+++ INPUT +++

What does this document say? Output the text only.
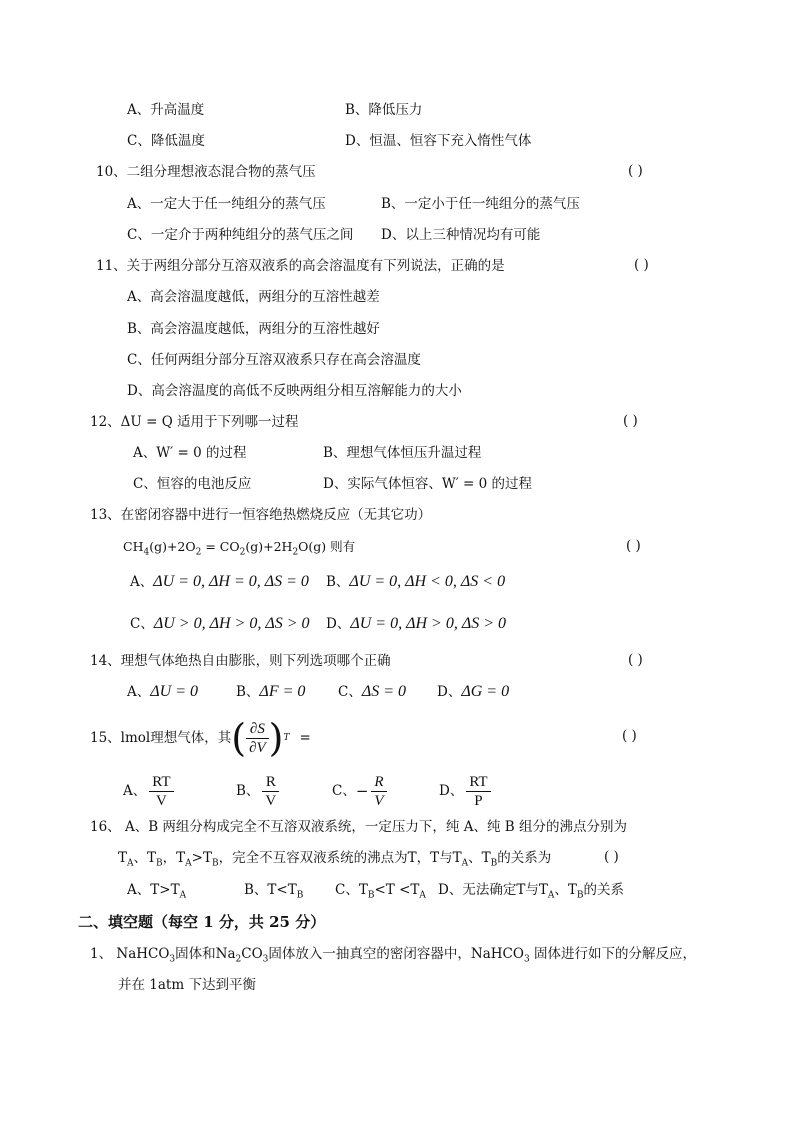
A、升高温度	B、降低压力
C、降低温度	D、恒温、恒容下充入惰性气体
10、二组分理想液态混合物的蒸气压	( )
A、一定大于任一纯组分的蒸气压	B、一定小于任一纯组分的蒸气压
C、一定介于两种纯组分的蒸气压之间 D、以上三种情况均有可能
11、关于两组分部分互溶双液系的高会溶温度有下列说法，正确的是	( )
A、高会溶温度越低，两组分的互溶性越差
B、高会溶温度越低，两组分的互溶性越好
C、任何两组分部分互溶双液系只存在高会溶温度
D、高会溶温度的高低不反映两组分相互溶解能力的大小
12、ΔU = Q 适用于下列哪一过程	( )
A、W′ = 0 的过程	B、理想气体恒压升温过程
C、恒容的电池反应	D、实际气体恒容、W′ = 0 的过程
13、在密闭容器中进行一恒容绝热燃烧反应（无其它功）
$CH_4(g)+2O_2 = CO_2(g)+2H_2O(g)$ 则有	( )
A、ΔU = 0, ΔH = 0, ΔS = 0 B、ΔU = 0, ΔH < 0, ΔS < 0
C、ΔU > 0, ΔH > 0, ΔS > 0 D、ΔU = 0, ΔH > 0, ΔS > 0
14、理想气体绝热自由膨胀，则下列选项哪个正确	( )
A、ΔU = 0	B、ΔF = 0 C、ΔS = 0 D、ΔG = 0
15、lmol理想气体，其 ( $\frac{\partial S}{\partial V}$ ) T =	( )
A、 $\frac{RT}{V}$	B、 $\frac{R}{V}$	C、 − $\frac{R}{V}$	D、 $\frac{RT}{P}$
16、 A、B 两组分构成完全不互溶双液系统，一定压力下，纯 A、纯 B 组分的沸点分别为
$T_A$、$T_B$，$T_A>T_B$，完全不互容双液系统的沸点为T，T与$T_A$、$T_B$的关系为	( )
A、$T>T_A$	B、$T<T_B$ C、$T_B<T <T_A$ D、无法确定T与$T_A$、$T_B$的关系
二、填空题（每空 1 分，共 25 分）
1、 NaHCO$_3$固体和$Na_2CO_3$固体放入一抽真空的密闭容器中，NaHCO$_3$ 固体进行如下的分解反应，
并在 1atm 下达到平衡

+++

◆ **THE TASK**
Transcribe the records word for word and include no pictures.

◆ **EXERCISE RESULT**
What does this document say? Output the text only.
A、升高温度	B、降低压力
C、降低温度	D、恒温、恒容下充入惰性气体
10、二组分理想液态混合物的蒸气压	( )
A、一定大于任一纯组分的蒸气压	B、一定小于任一纯组分的蒸气压
C、一定介于两种纯组分的蒸气压之间 D、以上三种情况均有可能
11、关于两组分部分互溶双液系的高会溶温度有下列说法，正确的是	( )
A、高会溶温度越低，两组分的互溶性越差
B、高会溶温度越低，两组分的互溶性越好
C、任何两组分部分互溶双液系只存在高会溶温度
D、高会溶温度的高低不反映两组分相互溶解能力的大小
12、ΔU = Q 适用于下列哪一过程	( )
A、W′ = 0 的过程	B、理想气体恒压升温过程
C、恒容的电池反应	D、实际气体恒容、W′ = 0 的过程
13、在密闭容器中进行一恒容绝热燃烧反应（无其它功）
$CH_4(g)+2O_2 = CO_2(g)+2H_2O(g)$ 则有	( )
A、ΔU = 0, ΔH = 0, ΔS = 0 B、ΔU = 0, ΔH < 0, ΔS < 0
C、ΔU > 0, ΔH > 0, ΔS > 0 D、ΔU = 0, ΔH > 0, ΔS > 0
14、理想气体绝热自由膨胀，则下列选项哪个正确	( )
A、ΔU = 0	B、ΔF = 0 C、ΔS = 0 D、ΔG = 0
15、lmol理想气体，其 ( $\frac{\partial S}{\partial V}$ ) T =	( )
A、 $\frac{RT}{V}$	B、 $\frac{R}{V}$	C、 − $\frac{R}{V}$	D、 $\frac{RT}{P}$
16、 A、B 两组分构成完全不互溶双液系统，一定压力下，纯 A、纯 B 组分的沸点分别为
$T_A$、$T_B$，$T_A>T_B$，完全不互容双液系统的沸点为T，T与$T_A$、$T_B$的关系为	( )
A、$T>T_A$	B、$T<T_B$ C、$T_B<T <T_A$ D、无法确定T与$T_A$、$T_B$的关系
二、填空题（每空 1 分，共 25 分）
1、 NaHCO$_3$固体和$Na_2CO_3$固体放入一抽真空的密闭容器中，NaHCO$_3$ 固体进行如下的分解反应，
并在 1atm 下达到平衡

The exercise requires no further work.